### [AIM]
Copy every one of the rows below word for word, omitting the pictures from your answer.

## start RECORDS FOR THIS EXERCISE

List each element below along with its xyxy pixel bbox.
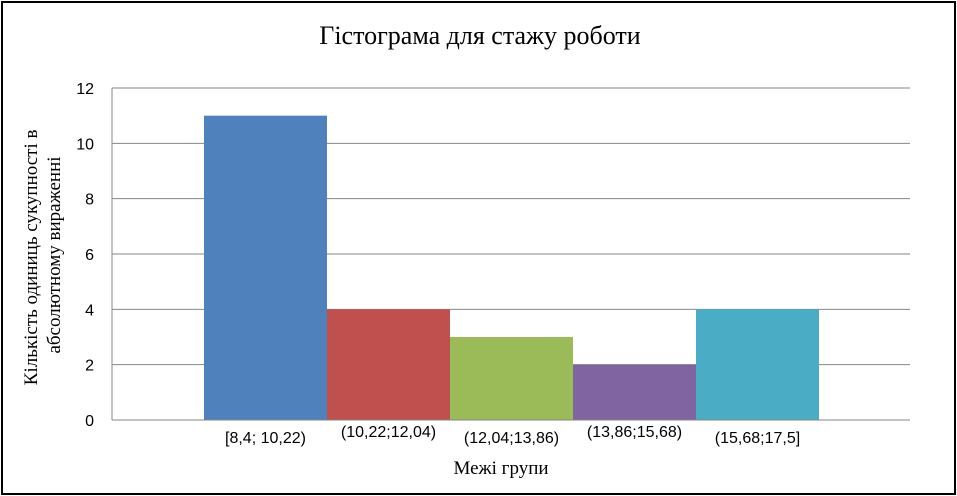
x-tick-labels: [8,4; 10,22) (10,22;12,04) (12,04;13,86) (1… — [225, 424, 800, 447]
y-axis-title-line-1: Кількість одиниць сукупності в — [21, 130, 42, 386]
y-tick-label: 2 — [85, 358, 94, 375]
y-tick-label: 4 — [85, 302, 94, 319]
y-tick-label: 8 — [85, 192, 94, 209]
x-tick-label: [8,4; 10,22) — [225, 430, 306, 447]
x-axis-title: Межі групи — [453, 458, 548, 479]
y-tick-labels: 0 2 4 6 8 10 12 — [76, 81, 94, 430]
axes — [111, 88, 910, 421]
chart-title: Гістограма для стажу роботи — [319, 21, 640, 50]
y-tick-label: 6 — [85, 247, 94, 264]
bar-2 — [327, 309, 450, 420]
bars — [204, 115, 819, 421]
x-tick-label: (10,22;12,04) — [341, 424, 436, 441]
x-tick-label: (13,86;15,68) — [587, 424, 682, 441]
y-tick-label: 10 — [76, 136, 94, 153]
y-axis-title: Кількість одиниць сукупності в абсолютно… — [21, 125, 65, 385]
y-tick-label: 0 — [85, 413, 94, 430]
y-tick-label: 12 — [76, 81, 94, 98]
bar-3 — [450, 337, 573, 420]
y-axis-title-line-2: абсолютному вираженні — [44, 156, 65, 353]
x-tick-label: (15,68;17,5] — [715, 430, 800, 447]
bar-5 — [696, 309, 819, 420]
bar-1 — [204, 115, 327, 421]
bar-4 — [573, 364, 696, 420]
x-tick-label: (12,04;13,86) — [464, 430, 559, 447]
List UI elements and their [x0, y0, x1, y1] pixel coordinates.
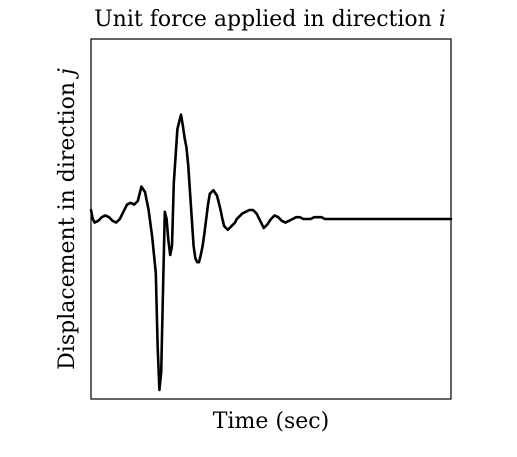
y-axis-label: Displacement in direction j — [55, 68, 80, 370]
chart-title-variable: i — [439, 7, 446, 32]
series-line — [89, 113, 453, 392]
chart-title: Unit force applied in direction i — [94, 7, 446, 32]
y-axis-label-text: Displacement in direction — [55, 75, 80, 370]
x-axis-label: Time (sec) — [213, 409, 329, 434]
chart-title-text: Unit force applied in direction — [94, 7, 439, 32]
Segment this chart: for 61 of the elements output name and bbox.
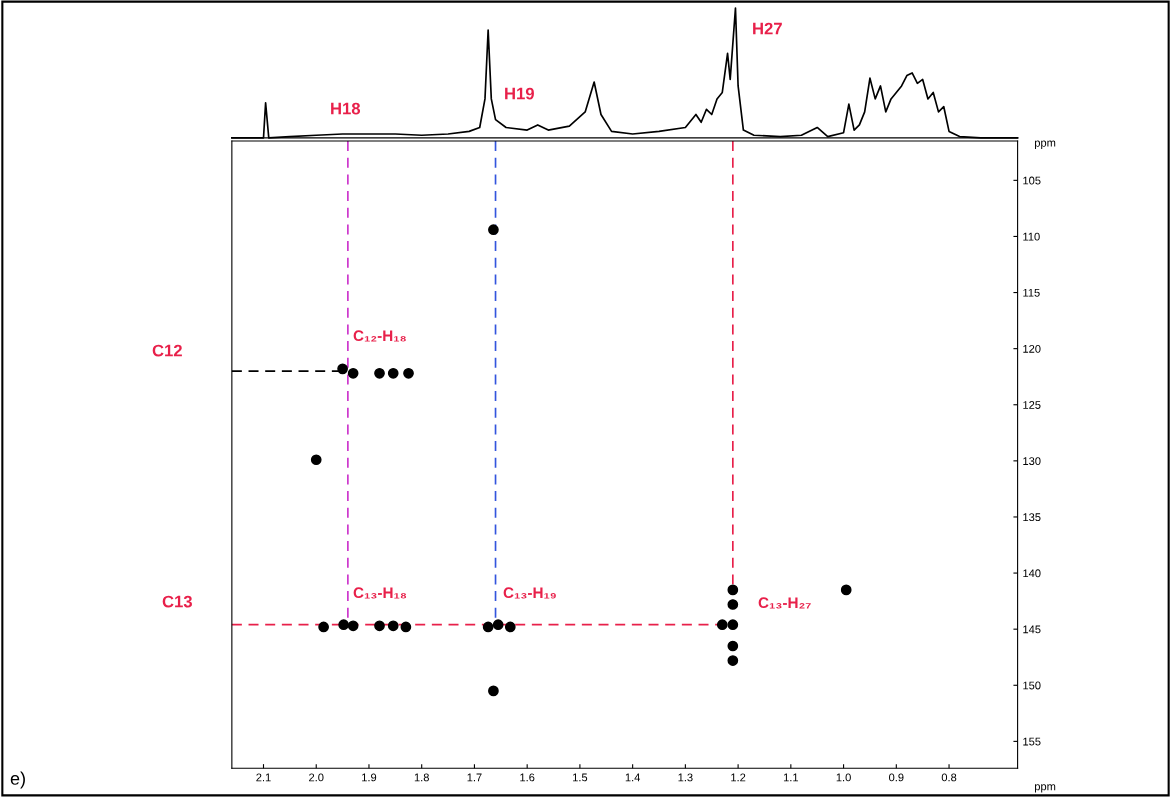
x-tick-label: 0.8: [941, 773, 957, 782]
point: [488, 224, 499, 236]
text: e): [10, 771, 25, 789]
x-tick-label: 1.2: [731, 773, 746, 782]
annotation: H19: [505, 87, 534, 100]
point: [347, 367, 359, 379]
x-tick-label: 2.0: [309, 773, 324, 782]
y-tick-label: 110: [1023, 232, 1040, 241]
point: [840, 584, 852, 596]
x-tick-label: 1.4: [625, 773, 641, 782]
y-tick-label: 145: [1023, 625, 1041, 634]
annotation: C₁₂-H₁₈: [353, 330, 406, 342]
x-tick-label: 1.8: [414, 773, 429, 782]
point: [400, 621, 412, 633]
x-tick-label: 1.9: [362, 773, 377, 782]
point: [403, 367, 414, 379]
y-tick-label: 135: [1023, 513, 1041, 522]
point: [347, 620, 359, 632]
point: [387, 367, 399, 379]
point: [727, 640, 739, 652]
point: [310, 454, 322, 466]
point: [727, 655, 739, 666]
y-tick-label: 120: [1023, 344, 1041, 353]
point: [727, 599, 739, 610]
y-tick-label: 140: [1023, 569, 1041, 578]
y-tick-label: 125: [1023, 401, 1041, 409]
y-tick-label: 150: [1023, 681, 1041, 690]
y-tick-label: 155: [1023, 737, 1041, 746]
y-tick-label: 115: [1023, 288, 1040, 297]
annotation: C₁₃-H₁₈: [353, 587, 407, 599]
x-axis-title: ppm: [1035, 140, 1056, 149]
x-tick-label: 1.6: [520, 773, 535, 782]
point: [488, 685, 499, 697]
x-tick-label: 1.7: [467, 773, 482, 782]
x-axis-title: ppm: [1035, 784, 1056, 793]
annotation: H18: [331, 102, 361, 115]
point: [318, 621, 329, 633]
annotation: C₁₃-H₁₉: [503, 587, 556, 599]
point: [727, 619, 739, 631]
text: C13: [162, 595, 192, 608]
point: [374, 367, 385, 379]
point: [387, 620, 399, 632]
x-tick-label: 1.3: [678, 773, 693, 782]
annotation: C₁₃-H₂₇: [758, 597, 811, 609]
y-tick-label: 130: [1023, 457, 1041, 465]
point: [504, 621, 516, 633]
point: [492, 619, 504, 631]
x-tick-label: 1.5: [573, 773, 588, 782]
x-tick-label: 1.0: [836, 773, 851, 782]
annotation: H27: [753, 22, 782, 35]
point: [337, 363, 348, 375]
x-tick-label: 2.1: [256, 773, 271, 782]
point: [338, 619, 350, 631]
text: C12: [152, 344, 182, 357]
point: [482, 621, 494, 633]
point: [374, 620, 385, 632]
x-tick-label: 1.1: [783, 773, 799, 782]
point: [716, 619, 728, 631]
x-tick-label: 0.9: [889, 773, 904, 782]
y-tick-label: 105: [1023, 176, 1041, 185]
point: [727, 584, 739, 596]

## end RECORDS FOR THIS EXERCISE

### [EXERCISE OUTPUT]
List each element below along with its xyxy pixel bbox.
x-tick-labels: [8,4; 10,22) (10,22;12,04) (12,04;13,86) (1… — [225, 424, 800, 447]
y-axis-title-line-1: Кількість одиниць сукупності в — [21, 130, 42, 386]
y-tick-label: 2 — [85, 358, 94, 375]
y-tick-label: 4 — [85, 302, 94, 319]
y-tick-label: 8 — [85, 192, 94, 209]
x-tick-label: [8,4; 10,22) — [225, 430, 306, 447]
x-axis-title: Межі групи — [453, 458, 548, 479]
y-tick-labels: 0 2 4 6 8 10 12 — [76, 81, 94, 430]
axes — [111, 88, 910, 421]
chart-title: Гістограма для стажу роботи — [319, 21, 640, 50]
y-tick-label: 6 — [85, 247, 94, 264]
bar-2 — [327, 309, 450, 420]
bars — [204, 115, 819, 421]
x-tick-label: (10,22;12,04) — [341, 424, 436, 441]
x-tick-label: (13,86;15,68) — [587, 424, 682, 441]
y-tick-label: 10 — [76, 136, 94, 153]
y-axis-title: Кількість одиниць сукупності в абсолютно… — [21, 125, 65, 385]
y-tick-label: 0 — [85, 413, 94, 430]
y-tick-label: 12 — [76, 81, 94, 98]
bar-3 — [450, 337, 573, 420]
y-axis-title-line-2: абсолютному вираженні — [44, 156, 65, 353]
x-tick-label: (15,68;17,5] — [715, 430, 800, 447]
bar-5 — [696, 309, 819, 420]
bar-1 — [204, 115, 327, 421]
bar-4 — [573, 364, 696, 420]
x-tick-label: (12,04;13,86) — [464, 430, 559, 447]
List UI elements and their [x0, y0, x1, y1] pixel coordinates.
y-axis-label: Displacement in direction j — [55, 68, 80, 370]
chart-title-variable: i — [439, 7, 446, 32]
series-line — [89, 113, 453, 392]
chart-title: Unit force applied in direction i — [94, 7, 446, 32]
y-axis-label-text: Displacement in direction — [55, 75, 80, 370]
x-axis-label: Time (sec) — [213, 409, 329, 434]
chart-title-text: Unit force applied in direction — [94, 7, 439, 32]
Segment this chart: for 61 of the elements output name and bbox.
x-tick-label: 0.8: [941, 773, 957, 782]
point: [488, 224, 499, 236]
text: e): [10, 771, 25, 789]
x-tick-label: 1.2: [731, 773, 746, 782]
annotation: H19: [505, 87, 534, 100]
point: [347, 367, 359, 379]
x-tick-label: 2.0: [309, 773, 324, 782]
y-tick-label: 110: [1023, 232, 1040, 241]
point: [840, 584, 852, 596]
x-tick-label: 1.4: [625, 773, 641, 782]
y-tick-label: 145: [1023, 625, 1041, 634]
annotation: C₁₂-H₁₈: [353, 330, 406, 342]
x-tick-label: 1.8: [414, 773, 429, 782]
point: [400, 621, 412, 633]
x-tick-label: 1.9: [362, 773, 377, 782]
point: [403, 367, 414, 379]
y-tick-label: 135: [1023, 513, 1041, 522]
point: [347, 620, 359, 632]
point: [387, 367, 399, 379]
point: [727, 640, 739, 652]
point: [310, 454, 322, 466]
point: [727, 655, 739, 666]
y-tick-label: 120: [1023, 344, 1041, 353]
point: [727, 599, 739, 610]
y-tick-label: 140: [1023, 569, 1041, 578]
y-tick-label: 125: [1023, 401, 1041, 409]
y-tick-label: 150: [1023, 681, 1041, 690]
y-tick-label: 155: [1023, 737, 1041, 746]
y-tick-label: 115: [1023, 288, 1040, 297]
annotation: C₁₃-H₁₈: [353, 587, 407, 599]
x-axis-title: ppm: [1035, 140, 1056, 149]
x-tick-label: 1.6: [520, 773, 535, 782]
point: [488, 685, 499, 697]
x-tick-label: 1.7: [467, 773, 482, 782]
x-axis-title: ppm: [1035, 784, 1056, 793]
annotation: H18: [331, 102, 361, 115]
point: [318, 621, 329, 633]
annotation: C₁₃-H₁₉: [503, 587, 556, 599]
point: [727, 619, 739, 631]
text: C13: [162, 595, 192, 608]
point: [374, 367, 385, 379]
point: [387, 620, 399, 632]
x-tick-label: 1.3: [678, 773, 693, 782]
annotation: C₁₃-H₂₇: [758, 597, 811, 609]
y-tick-label: 130: [1023, 457, 1041, 465]
point: [504, 621, 516, 633]
point: [492, 619, 504, 631]
x-tick-label: 1.5: [573, 773, 588, 782]
x-tick-label: 1.0: [836, 773, 851, 782]
annotation: H27: [753, 22, 782, 35]
point: [337, 363, 348, 375]
x-tick-label: 2.1: [256, 773, 271, 782]
point: [338, 619, 350, 631]
text: C12: [152, 344, 182, 357]
point: [482, 621, 494, 633]
point: [374, 620, 385, 632]
x-tick-label: 1.1: [783, 773, 799, 782]
point: [716, 619, 728, 631]
x-tick-label: 0.9: [889, 773, 904, 782]
y-tick-label: 105: [1023, 176, 1041, 185]
point: [727, 584, 739, 596]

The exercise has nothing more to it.